Extracted records:
_ _ _ _ _

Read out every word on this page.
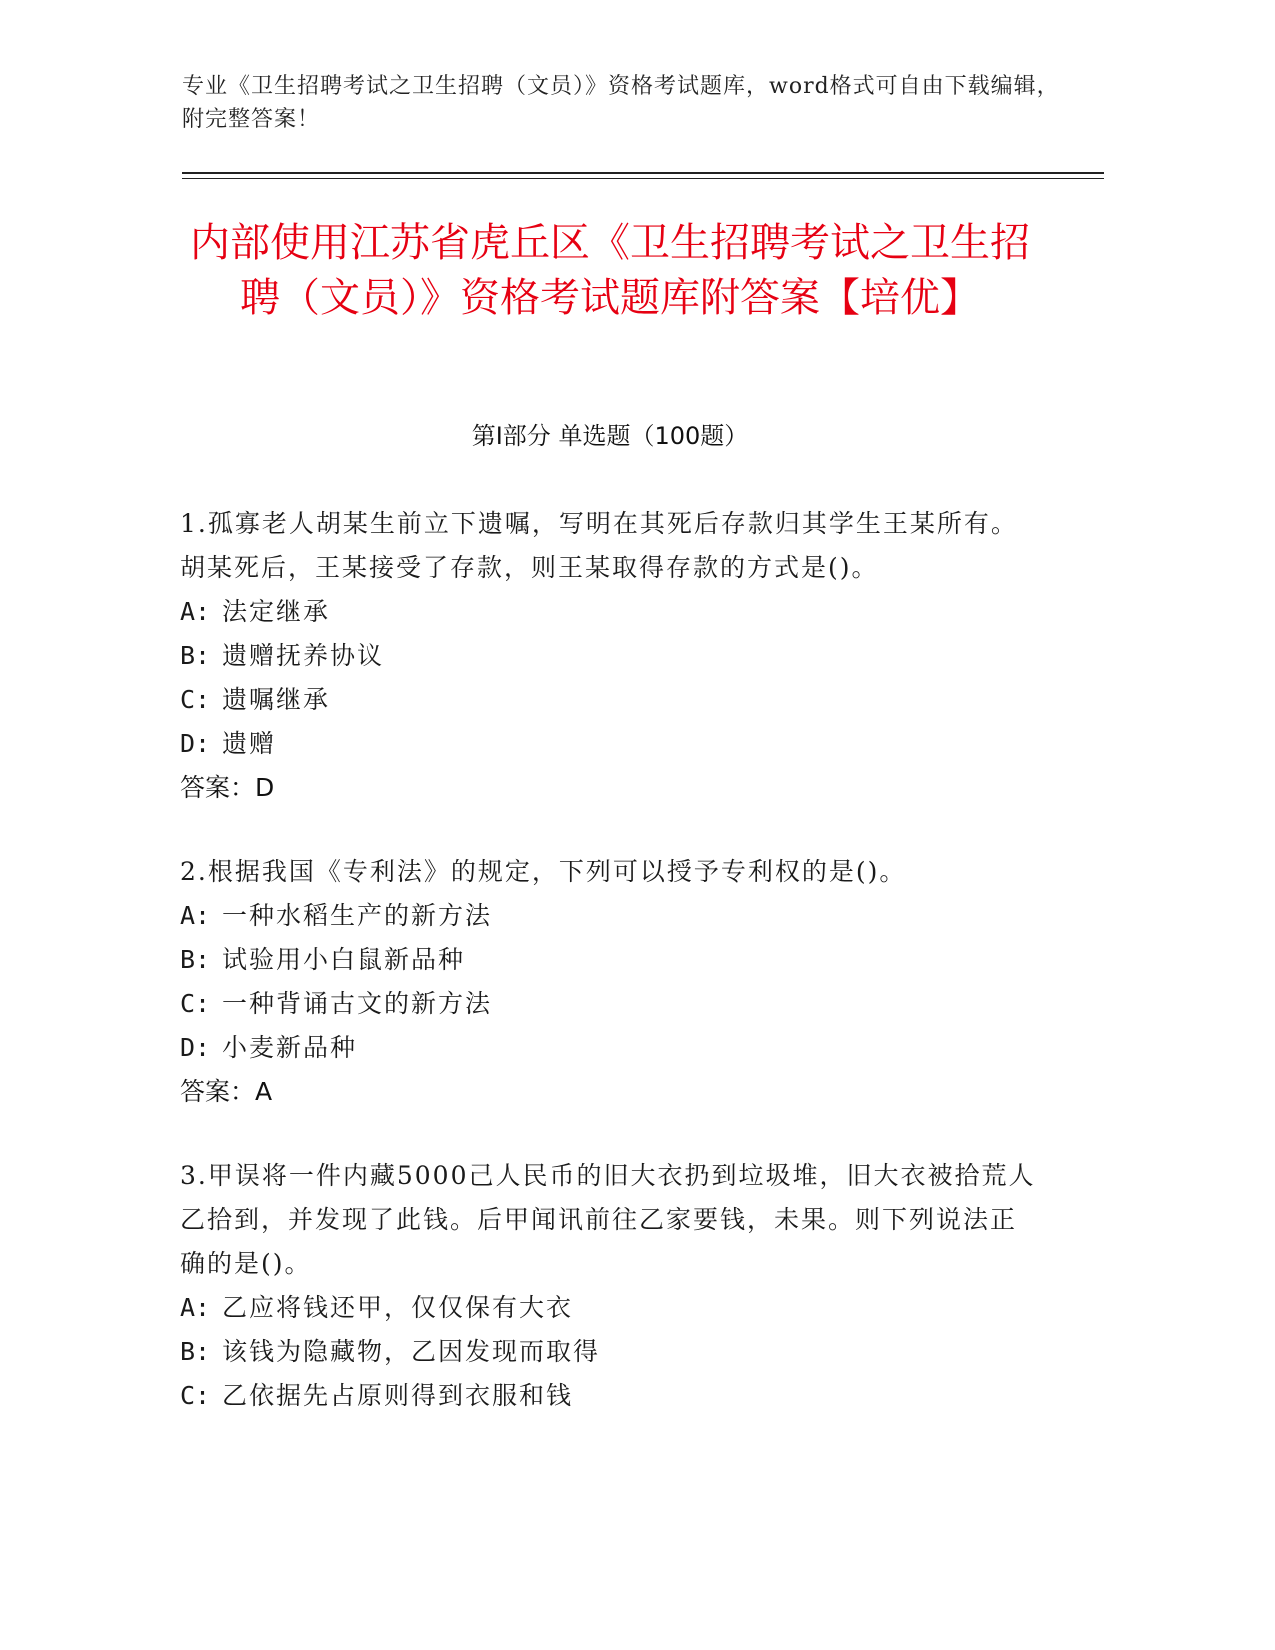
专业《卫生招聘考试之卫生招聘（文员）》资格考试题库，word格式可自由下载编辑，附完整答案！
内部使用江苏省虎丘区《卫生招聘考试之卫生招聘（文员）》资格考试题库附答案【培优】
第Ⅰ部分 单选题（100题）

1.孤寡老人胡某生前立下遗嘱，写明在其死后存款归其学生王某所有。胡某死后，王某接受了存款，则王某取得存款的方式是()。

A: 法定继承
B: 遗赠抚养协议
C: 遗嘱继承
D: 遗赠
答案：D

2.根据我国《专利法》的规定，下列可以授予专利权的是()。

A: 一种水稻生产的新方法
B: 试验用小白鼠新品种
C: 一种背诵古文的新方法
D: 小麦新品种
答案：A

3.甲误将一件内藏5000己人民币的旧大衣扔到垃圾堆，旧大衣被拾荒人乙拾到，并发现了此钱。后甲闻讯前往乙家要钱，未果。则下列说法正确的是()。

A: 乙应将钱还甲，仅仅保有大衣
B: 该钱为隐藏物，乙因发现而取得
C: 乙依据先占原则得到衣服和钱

_ _ _ _ _

Give the data again exactly as written, with all pictures left out.

• _RESULT OF THIS EXERCISE_:
Read out every word on this page.
专业《卫生招聘考试之卫生招聘（文员）》资格考试题库，word格式可自由下载编辑，附完整答案！
内部使用江苏省虎丘区《卫生招聘考试之卫生招聘（文员）》资格考试题库附答案【培优】
第Ⅰ部分 单选题（100题）

1.孤寡老人胡某生前立下遗嘱，写明在其死后存款归其学生王某所有。胡某死后，王某接受了存款，则王某取得存款的方式是()。

A: 法定继承
B: 遗赠抚养协议
C: 遗嘱继承
D: 遗赠
答案：D

2.根据我国《专利法》的规定，下列可以授予专利权的是()。

A: 一种水稻生产的新方法
B: 试验用小白鼠新品种
C: 一种背诵古文的新方法
D: 小麦新品种
答案：A

3.甲误将一件内藏5000己人民币的旧大衣扔到垃圾堆，旧大衣被拾荒人乙拾到，并发现了此钱。后甲闻讯前往乙家要钱，未果。则下列说法正确的是()。

A: 乙应将钱还甲，仅仅保有大衣
B: 该钱为隐藏物，乙因发现而取得
C: 乙依据先占原则得到衣服和钱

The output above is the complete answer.